* Chart and figure data
(begin)

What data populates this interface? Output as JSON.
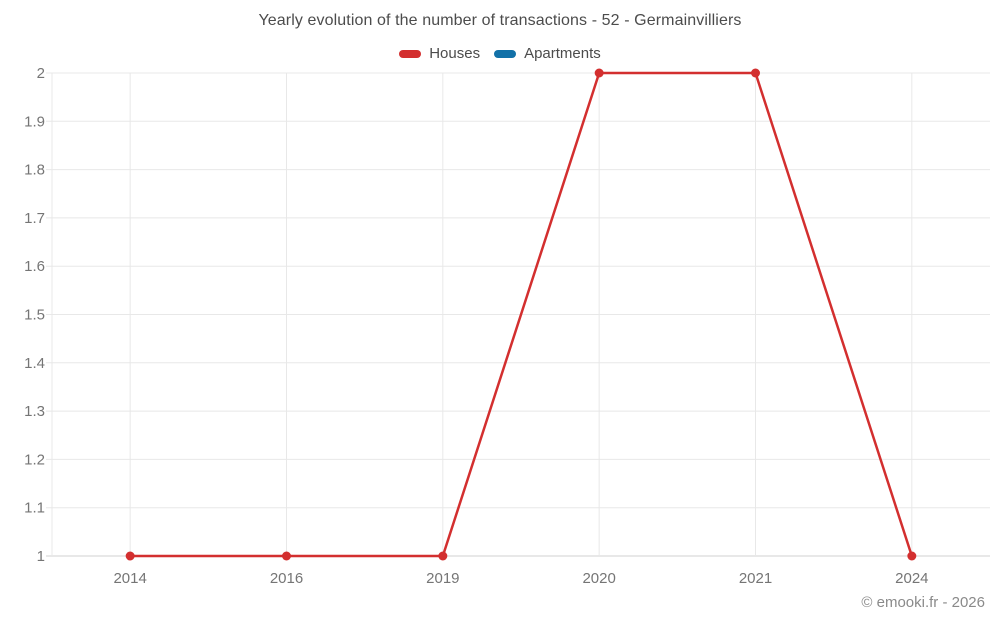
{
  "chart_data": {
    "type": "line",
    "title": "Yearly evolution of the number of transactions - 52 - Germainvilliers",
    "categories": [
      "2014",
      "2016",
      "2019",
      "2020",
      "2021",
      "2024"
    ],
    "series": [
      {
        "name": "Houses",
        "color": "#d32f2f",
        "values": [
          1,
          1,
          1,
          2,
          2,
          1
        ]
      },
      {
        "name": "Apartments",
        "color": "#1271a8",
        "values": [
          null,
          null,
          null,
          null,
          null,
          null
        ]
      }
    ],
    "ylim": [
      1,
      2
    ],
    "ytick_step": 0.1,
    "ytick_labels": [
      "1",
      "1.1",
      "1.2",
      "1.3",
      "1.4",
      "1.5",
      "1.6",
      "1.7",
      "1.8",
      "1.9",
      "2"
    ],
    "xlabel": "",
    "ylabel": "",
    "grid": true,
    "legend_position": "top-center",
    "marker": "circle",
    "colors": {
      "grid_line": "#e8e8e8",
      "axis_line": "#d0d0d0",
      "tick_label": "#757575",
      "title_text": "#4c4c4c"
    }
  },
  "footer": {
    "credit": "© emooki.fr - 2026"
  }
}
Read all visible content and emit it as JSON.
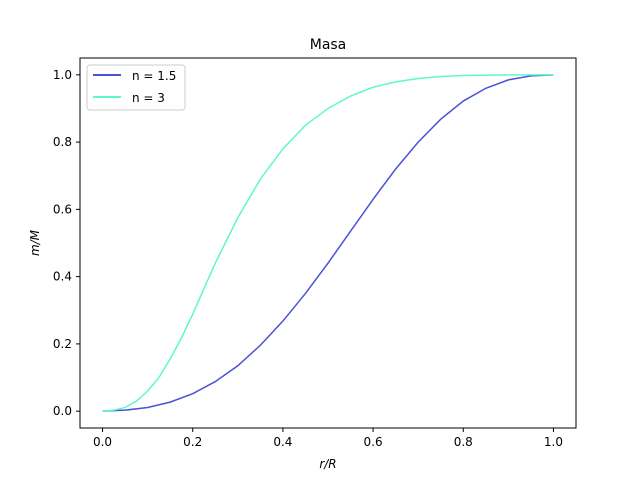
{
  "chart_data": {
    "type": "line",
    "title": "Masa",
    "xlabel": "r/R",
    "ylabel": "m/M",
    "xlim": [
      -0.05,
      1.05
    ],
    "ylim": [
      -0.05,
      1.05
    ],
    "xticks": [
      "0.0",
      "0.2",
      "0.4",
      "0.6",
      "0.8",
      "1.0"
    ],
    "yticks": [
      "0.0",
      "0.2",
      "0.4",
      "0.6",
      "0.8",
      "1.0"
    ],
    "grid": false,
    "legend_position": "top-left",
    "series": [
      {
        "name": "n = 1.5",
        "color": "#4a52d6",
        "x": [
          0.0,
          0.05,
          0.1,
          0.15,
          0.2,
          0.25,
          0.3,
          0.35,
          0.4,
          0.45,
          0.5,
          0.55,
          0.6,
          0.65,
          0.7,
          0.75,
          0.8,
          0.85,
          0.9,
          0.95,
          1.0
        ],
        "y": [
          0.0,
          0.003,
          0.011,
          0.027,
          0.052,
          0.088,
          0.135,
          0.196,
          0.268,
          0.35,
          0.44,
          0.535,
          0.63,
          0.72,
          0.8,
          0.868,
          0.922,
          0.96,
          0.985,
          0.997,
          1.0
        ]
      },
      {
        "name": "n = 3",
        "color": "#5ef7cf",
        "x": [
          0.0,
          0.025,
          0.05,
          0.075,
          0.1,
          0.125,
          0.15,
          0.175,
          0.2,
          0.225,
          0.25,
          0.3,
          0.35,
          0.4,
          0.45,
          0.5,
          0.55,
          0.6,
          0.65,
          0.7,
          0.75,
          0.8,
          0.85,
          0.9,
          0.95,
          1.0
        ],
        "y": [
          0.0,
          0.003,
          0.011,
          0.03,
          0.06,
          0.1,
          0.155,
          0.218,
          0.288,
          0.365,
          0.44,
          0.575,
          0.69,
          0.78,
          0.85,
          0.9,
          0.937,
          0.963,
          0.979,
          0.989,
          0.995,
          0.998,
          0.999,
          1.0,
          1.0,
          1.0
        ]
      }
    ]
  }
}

(end)
(begin)

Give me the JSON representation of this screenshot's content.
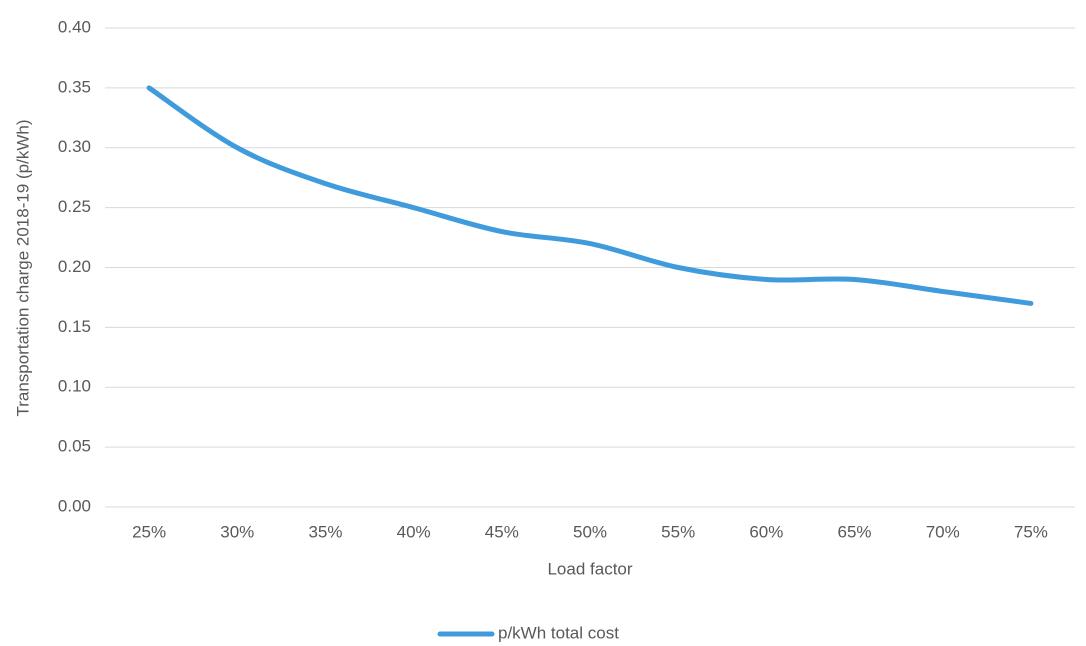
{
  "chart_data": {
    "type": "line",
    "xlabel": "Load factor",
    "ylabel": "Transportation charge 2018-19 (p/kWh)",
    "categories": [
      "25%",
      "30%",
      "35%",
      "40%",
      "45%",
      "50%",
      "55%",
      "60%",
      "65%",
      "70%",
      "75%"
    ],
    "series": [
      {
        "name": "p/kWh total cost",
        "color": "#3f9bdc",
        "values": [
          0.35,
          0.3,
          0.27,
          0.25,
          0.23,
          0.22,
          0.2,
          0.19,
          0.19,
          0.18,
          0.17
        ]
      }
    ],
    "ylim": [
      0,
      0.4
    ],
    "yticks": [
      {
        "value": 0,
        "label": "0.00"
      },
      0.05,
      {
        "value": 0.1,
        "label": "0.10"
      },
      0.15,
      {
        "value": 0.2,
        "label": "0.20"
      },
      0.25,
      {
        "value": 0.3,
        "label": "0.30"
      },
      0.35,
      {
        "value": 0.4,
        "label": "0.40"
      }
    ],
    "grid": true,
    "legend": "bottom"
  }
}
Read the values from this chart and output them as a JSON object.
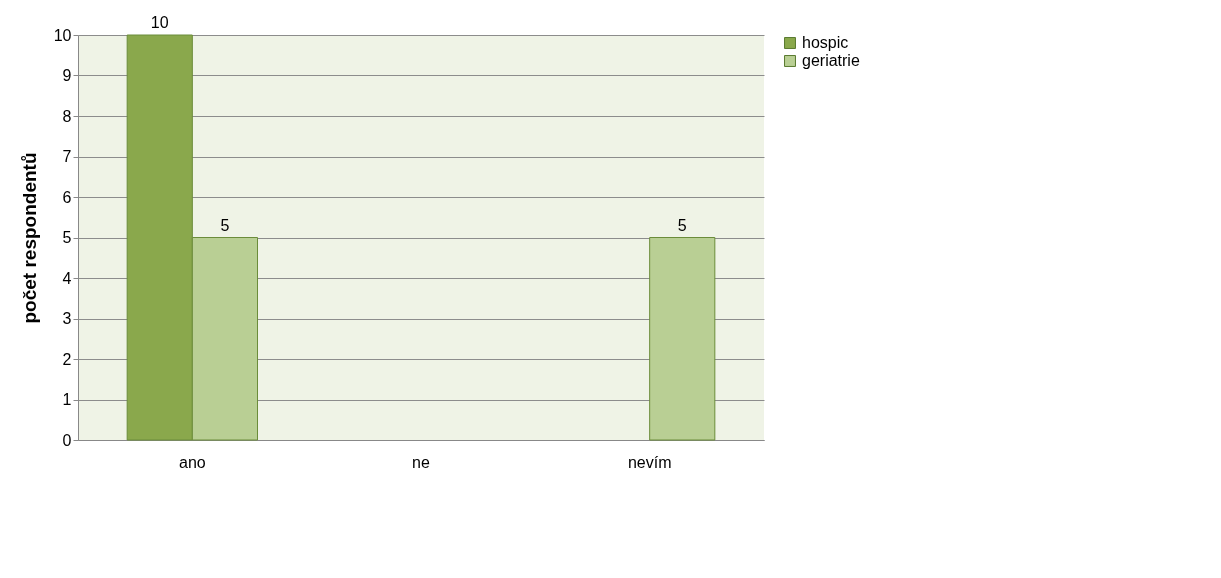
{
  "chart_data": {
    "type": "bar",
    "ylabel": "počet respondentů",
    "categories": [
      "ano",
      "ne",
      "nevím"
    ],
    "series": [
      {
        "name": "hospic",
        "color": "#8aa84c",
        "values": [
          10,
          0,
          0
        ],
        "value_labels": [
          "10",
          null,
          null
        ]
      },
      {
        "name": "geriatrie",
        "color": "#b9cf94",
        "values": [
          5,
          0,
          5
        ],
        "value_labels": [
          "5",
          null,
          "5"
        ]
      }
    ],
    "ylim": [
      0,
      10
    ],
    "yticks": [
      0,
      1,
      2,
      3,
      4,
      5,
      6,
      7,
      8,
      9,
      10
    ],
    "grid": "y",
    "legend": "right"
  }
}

(end)

* TO BE DONE
In the records above, locate the lines holding the word "ylabel". Copy each of them.

* TASK OUTPUT
    "ylabel": "",
    "ylabel": "m/M",
    "ylabel": "Transportation charge 2018-19 (p/kWh)",
    "ylabel": "počet respondentů",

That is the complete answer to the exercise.